**** Information provided

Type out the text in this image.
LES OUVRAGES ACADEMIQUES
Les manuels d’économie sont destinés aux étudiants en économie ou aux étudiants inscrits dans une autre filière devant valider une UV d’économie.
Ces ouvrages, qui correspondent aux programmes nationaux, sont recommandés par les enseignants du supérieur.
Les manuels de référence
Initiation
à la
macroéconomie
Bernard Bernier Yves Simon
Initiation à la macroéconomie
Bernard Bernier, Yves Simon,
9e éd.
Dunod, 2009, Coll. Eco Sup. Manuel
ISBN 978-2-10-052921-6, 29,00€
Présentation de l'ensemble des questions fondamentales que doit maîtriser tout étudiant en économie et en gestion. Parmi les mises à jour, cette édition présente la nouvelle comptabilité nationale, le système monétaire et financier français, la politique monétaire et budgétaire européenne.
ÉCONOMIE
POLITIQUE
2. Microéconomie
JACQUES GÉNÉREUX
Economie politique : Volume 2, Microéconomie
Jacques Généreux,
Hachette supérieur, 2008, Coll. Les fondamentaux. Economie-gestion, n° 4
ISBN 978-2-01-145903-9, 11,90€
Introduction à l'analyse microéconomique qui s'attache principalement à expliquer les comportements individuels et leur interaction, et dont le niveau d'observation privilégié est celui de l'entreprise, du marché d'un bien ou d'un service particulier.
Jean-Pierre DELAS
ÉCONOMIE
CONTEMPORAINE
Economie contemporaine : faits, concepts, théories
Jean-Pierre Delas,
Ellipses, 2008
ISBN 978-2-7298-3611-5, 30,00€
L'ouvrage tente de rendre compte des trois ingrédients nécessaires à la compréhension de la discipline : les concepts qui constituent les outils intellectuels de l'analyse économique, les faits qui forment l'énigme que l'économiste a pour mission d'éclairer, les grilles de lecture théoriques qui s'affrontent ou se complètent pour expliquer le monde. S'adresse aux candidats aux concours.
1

********

▸ **Task instructions**:
Copy out each line above, character for character.

▸ **Complete answer**:
Type out the text in this image.
LES OUVRAGES ACADEMIQUES
Les manuels d’économie sont destinés aux étudiants en économie ou aux étudiants inscrits dans une autre filière devant valider une UV d’économie.
Ces ouvrages, qui correspondent aux programmes nationaux, sont recommandés par les enseignants du supérieur.
Les manuels de référence
Initiation
à la
macroéconomie
Bernard Bernier Yves Simon
Initiation à la macroéconomie
Bernard Bernier, Yves Simon,
9e éd.
Dunod, 2009, Coll. Eco Sup. Manuel
ISBN 978-2-10-052921-6, 29,00€
Présentation de l'ensemble des questions fondamentales que doit maîtriser tout étudiant en économie et en gestion. Parmi les mises à jour, cette édition présente la nouvelle comptabilité nationale, le système monétaire et financier français, la politique monétaire et budgétaire européenne.
ÉCONOMIE
POLITIQUE
2. Microéconomie
JACQUES GÉNÉREUX
Economie politique : Volume 2, Microéconomie
Jacques Généreux,
Hachette supérieur, 2008, Coll. Les fondamentaux. Economie-gestion, n° 4
ISBN 978-2-01-145903-9, 11,90€
Introduction à l'analyse microéconomique qui s'attache principalement à expliquer les comportements individuels et leur interaction, et dont le niveau d'observation privilégié est celui de l'entreprise, du marché d'un bien ou d'un service particulier.
Jean-Pierre DELAS
ÉCONOMIE
CONTEMPORAINE
Economie contemporaine : faits, concepts, théories
Jean-Pierre Delas,
Ellipses, 2008
ISBN 978-2-7298-3611-5, 30,00€
L'ouvrage tente de rendre compte des trois ingrédients nécessaires à la compréhension de la discipline : les concepts qui constituent les outils intellectuels de l'analyse économique, les faits qui forment l'énigme que l'économiste a pour mission d'éclairer, les grilles de lecture théoriques qui s'affrontent ou se complètent pour expliquer le monde. S'adresse aux candidats aux concours.
1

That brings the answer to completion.